**Your objective:**
Select lines where the word "horizontal" appears.

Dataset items

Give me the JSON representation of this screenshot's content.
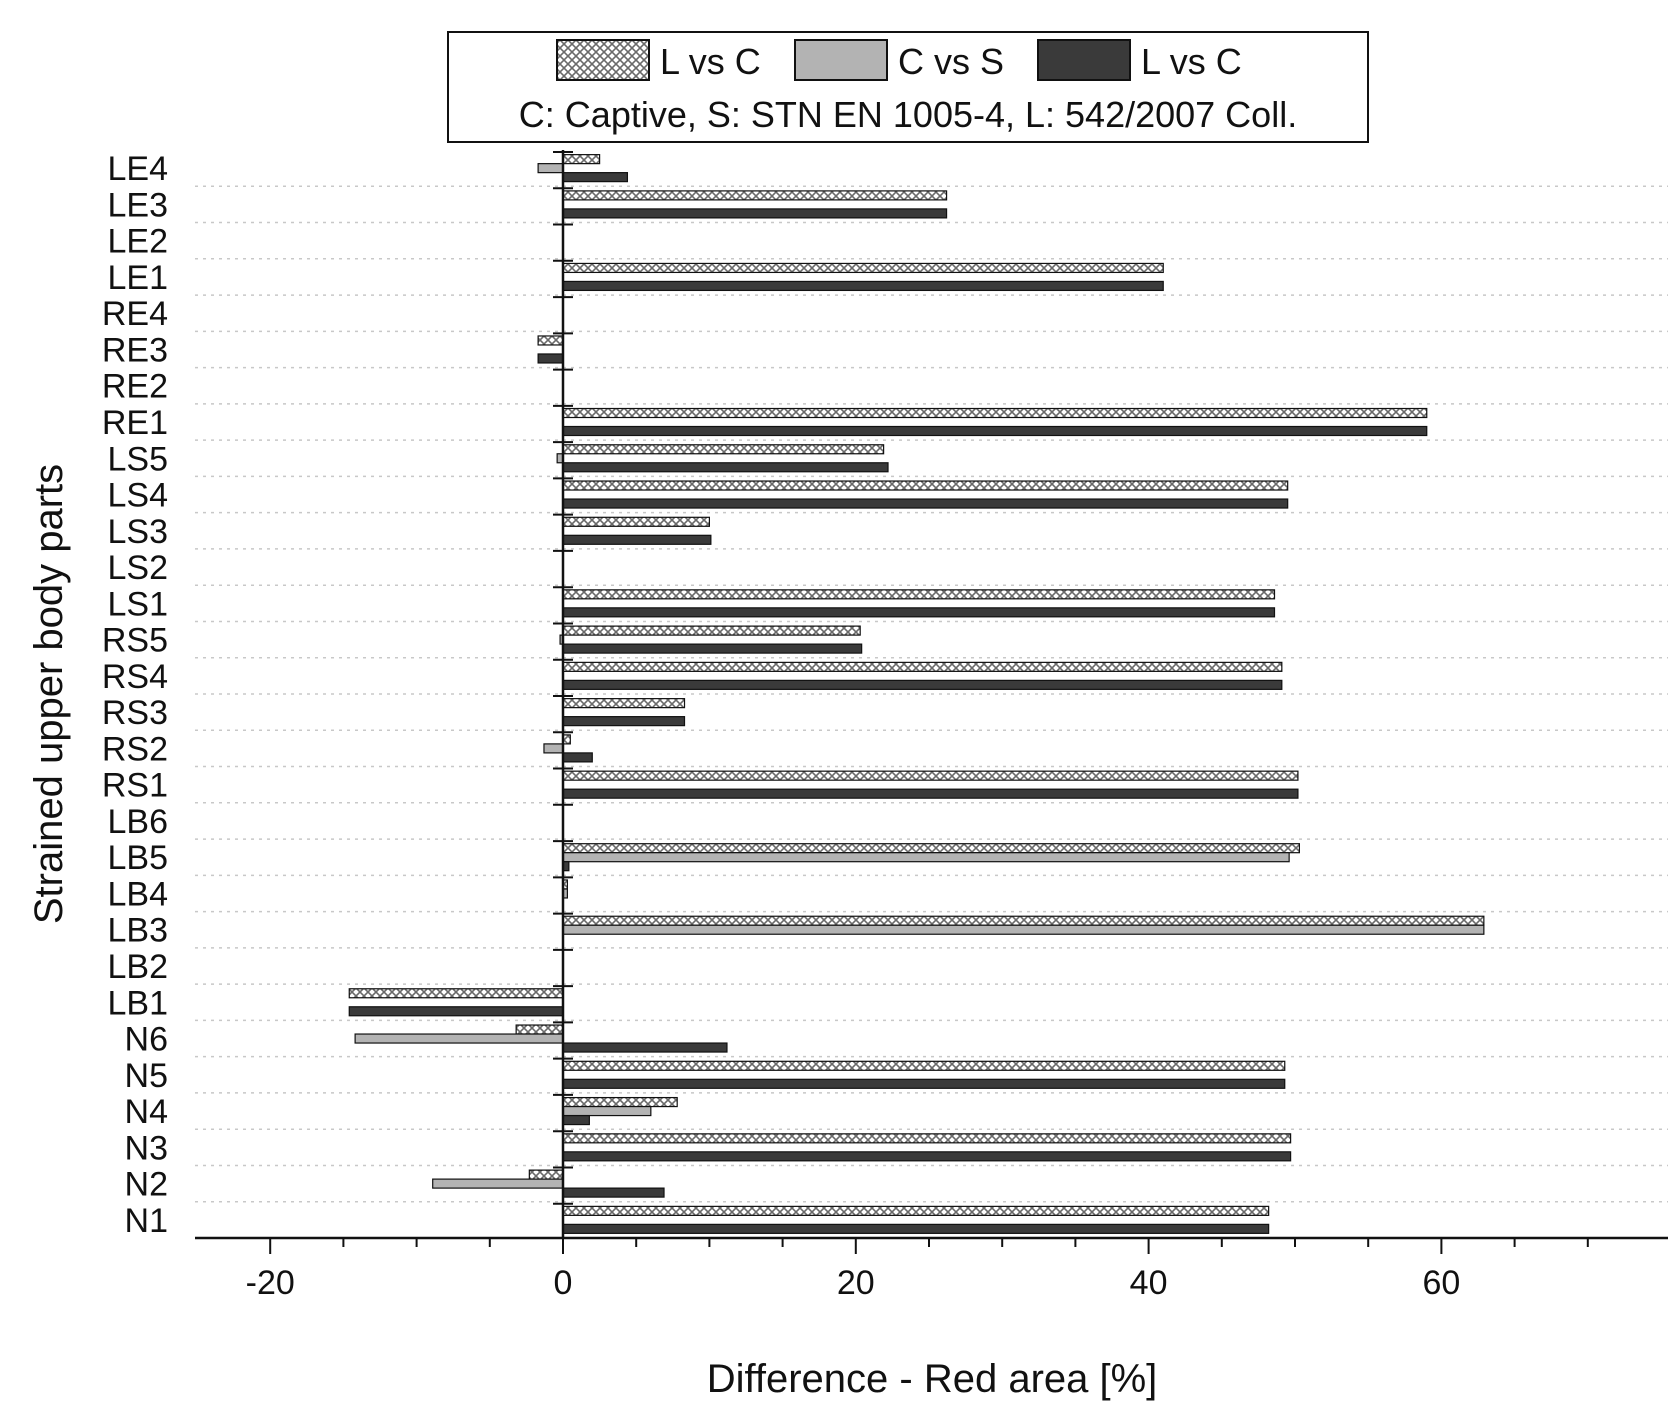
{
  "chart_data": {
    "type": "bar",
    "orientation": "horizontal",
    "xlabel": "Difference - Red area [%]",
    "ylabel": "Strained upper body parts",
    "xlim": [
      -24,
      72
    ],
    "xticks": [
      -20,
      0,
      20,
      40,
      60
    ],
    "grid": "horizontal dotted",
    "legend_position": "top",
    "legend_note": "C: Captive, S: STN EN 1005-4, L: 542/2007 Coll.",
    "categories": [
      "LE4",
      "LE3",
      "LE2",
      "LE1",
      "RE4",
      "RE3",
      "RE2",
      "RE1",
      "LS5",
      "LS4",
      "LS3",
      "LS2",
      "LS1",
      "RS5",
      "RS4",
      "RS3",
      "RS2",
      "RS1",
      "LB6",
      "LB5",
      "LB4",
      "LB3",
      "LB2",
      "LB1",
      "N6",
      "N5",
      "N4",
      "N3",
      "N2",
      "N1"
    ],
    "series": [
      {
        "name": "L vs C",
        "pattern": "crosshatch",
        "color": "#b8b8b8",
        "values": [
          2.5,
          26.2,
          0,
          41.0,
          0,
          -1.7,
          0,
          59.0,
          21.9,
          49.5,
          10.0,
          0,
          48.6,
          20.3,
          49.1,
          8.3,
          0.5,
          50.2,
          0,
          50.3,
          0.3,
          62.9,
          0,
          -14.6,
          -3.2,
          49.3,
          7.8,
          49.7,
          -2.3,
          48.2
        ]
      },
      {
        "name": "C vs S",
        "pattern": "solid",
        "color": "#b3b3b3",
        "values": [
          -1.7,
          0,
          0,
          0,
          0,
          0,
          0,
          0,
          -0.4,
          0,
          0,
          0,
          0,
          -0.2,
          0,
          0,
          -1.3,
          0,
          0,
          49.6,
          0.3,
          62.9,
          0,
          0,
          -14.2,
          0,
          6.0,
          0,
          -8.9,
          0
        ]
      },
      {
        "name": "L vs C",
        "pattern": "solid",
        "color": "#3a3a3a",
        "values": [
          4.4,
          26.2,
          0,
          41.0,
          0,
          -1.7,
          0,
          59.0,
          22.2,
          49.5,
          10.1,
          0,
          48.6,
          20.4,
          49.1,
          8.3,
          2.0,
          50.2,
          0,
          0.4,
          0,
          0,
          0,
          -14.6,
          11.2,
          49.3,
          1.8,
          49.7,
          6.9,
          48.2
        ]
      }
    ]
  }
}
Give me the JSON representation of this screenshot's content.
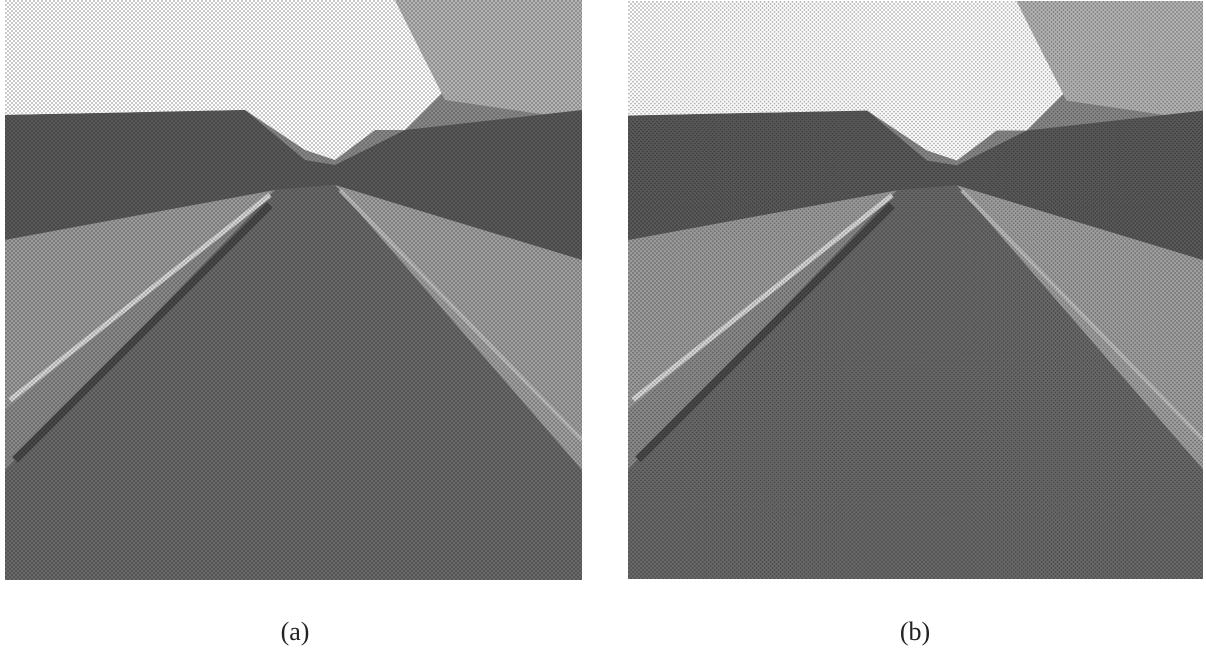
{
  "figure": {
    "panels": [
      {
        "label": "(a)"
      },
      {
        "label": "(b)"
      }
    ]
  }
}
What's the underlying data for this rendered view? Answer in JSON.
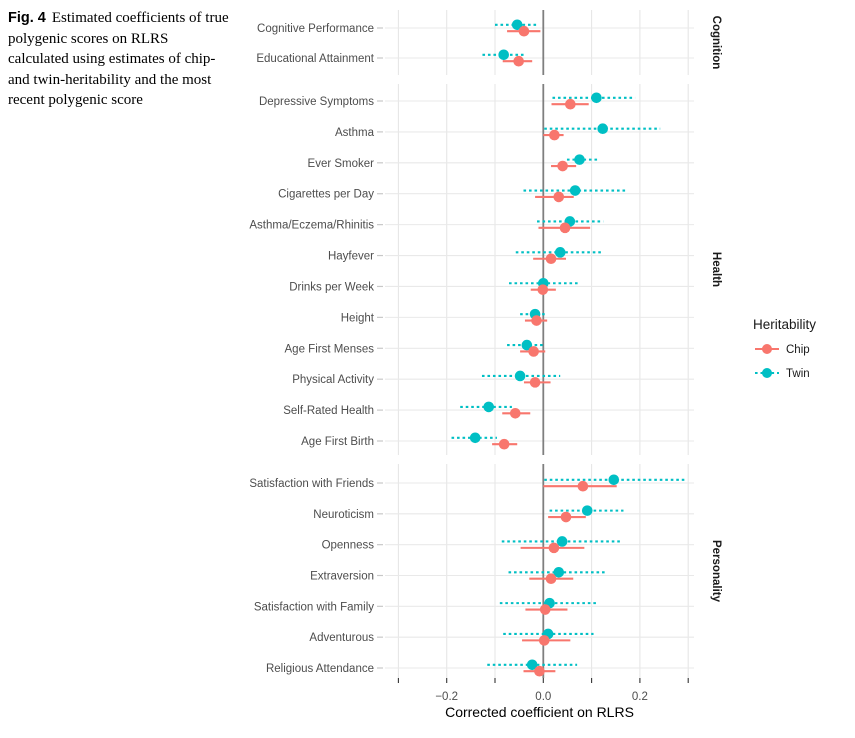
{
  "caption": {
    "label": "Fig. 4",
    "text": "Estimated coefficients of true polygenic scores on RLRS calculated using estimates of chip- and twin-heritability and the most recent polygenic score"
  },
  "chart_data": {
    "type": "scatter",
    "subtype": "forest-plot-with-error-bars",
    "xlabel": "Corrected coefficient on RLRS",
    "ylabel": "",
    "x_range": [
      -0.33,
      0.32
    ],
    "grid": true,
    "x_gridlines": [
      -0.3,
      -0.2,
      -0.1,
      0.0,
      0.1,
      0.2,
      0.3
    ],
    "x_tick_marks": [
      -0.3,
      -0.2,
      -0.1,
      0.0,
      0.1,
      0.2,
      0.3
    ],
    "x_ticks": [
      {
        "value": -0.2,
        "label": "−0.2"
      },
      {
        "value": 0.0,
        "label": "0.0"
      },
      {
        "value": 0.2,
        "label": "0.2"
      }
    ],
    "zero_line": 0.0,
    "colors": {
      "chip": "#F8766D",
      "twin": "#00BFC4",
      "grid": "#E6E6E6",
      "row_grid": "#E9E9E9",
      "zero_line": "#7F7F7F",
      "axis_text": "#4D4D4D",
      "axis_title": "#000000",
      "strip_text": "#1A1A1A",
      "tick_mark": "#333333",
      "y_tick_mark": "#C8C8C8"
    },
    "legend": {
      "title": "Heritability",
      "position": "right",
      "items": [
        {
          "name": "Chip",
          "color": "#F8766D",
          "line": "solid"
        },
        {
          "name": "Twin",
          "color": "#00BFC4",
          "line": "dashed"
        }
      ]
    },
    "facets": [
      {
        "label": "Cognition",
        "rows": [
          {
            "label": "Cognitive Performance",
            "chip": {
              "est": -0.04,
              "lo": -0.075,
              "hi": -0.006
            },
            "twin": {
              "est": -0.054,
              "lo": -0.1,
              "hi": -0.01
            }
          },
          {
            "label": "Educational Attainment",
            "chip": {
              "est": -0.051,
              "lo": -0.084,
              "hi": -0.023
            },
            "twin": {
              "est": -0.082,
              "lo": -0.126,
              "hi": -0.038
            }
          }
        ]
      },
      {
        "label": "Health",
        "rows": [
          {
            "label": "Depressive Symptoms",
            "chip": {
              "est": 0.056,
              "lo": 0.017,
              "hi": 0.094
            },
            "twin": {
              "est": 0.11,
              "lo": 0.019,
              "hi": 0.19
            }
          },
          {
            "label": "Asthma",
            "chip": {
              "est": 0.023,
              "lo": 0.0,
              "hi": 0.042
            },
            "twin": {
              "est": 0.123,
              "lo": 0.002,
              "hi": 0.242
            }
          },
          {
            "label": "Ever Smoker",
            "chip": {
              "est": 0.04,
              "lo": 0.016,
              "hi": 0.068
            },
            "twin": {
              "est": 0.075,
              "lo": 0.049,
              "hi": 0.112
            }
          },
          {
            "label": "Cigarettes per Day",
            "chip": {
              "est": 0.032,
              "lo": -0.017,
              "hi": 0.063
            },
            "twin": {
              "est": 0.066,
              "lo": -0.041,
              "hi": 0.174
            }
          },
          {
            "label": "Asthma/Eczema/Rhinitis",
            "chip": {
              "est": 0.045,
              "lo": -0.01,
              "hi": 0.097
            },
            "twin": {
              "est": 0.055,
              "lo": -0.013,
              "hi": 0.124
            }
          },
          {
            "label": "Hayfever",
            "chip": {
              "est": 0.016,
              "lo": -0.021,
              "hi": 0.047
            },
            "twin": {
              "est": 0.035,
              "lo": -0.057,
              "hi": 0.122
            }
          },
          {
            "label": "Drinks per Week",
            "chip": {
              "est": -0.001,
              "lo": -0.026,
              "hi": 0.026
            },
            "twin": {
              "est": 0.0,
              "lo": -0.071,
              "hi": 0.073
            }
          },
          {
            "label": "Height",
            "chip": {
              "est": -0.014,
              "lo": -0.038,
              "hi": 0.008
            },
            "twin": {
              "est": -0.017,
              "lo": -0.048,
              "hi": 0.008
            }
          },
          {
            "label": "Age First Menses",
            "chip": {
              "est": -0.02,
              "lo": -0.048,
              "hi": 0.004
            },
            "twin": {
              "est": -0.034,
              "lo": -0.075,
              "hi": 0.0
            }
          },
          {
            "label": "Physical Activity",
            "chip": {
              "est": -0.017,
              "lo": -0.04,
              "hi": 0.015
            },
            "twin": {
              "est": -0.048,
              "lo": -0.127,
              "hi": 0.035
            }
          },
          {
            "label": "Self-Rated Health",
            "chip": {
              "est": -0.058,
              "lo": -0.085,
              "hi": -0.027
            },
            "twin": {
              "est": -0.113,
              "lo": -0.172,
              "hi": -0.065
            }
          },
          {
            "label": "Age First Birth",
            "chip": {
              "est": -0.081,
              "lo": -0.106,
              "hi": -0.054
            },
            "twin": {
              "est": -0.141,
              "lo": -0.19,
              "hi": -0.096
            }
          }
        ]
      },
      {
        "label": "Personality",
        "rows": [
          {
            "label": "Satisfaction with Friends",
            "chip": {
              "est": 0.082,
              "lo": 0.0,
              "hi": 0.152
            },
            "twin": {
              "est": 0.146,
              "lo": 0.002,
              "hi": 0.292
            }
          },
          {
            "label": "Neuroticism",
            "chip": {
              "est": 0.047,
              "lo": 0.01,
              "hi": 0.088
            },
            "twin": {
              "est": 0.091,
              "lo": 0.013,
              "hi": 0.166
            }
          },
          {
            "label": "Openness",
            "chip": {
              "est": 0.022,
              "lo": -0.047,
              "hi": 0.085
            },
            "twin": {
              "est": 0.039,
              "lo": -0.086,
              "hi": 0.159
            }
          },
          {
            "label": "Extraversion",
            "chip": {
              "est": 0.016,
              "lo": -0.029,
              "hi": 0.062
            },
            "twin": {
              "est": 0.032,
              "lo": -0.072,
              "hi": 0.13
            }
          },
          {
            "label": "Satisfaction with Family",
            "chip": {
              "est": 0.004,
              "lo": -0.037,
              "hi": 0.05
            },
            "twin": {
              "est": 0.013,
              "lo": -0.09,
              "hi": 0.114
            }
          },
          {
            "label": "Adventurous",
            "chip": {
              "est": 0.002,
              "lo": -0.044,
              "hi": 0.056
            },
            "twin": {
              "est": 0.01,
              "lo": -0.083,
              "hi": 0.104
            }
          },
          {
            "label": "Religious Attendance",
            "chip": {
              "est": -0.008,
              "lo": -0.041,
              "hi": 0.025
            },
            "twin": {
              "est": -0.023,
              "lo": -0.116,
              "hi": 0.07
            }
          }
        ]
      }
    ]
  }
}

**Exercise output:**
    "orientation": "horizontal",
    "grid": "horizontal dotted",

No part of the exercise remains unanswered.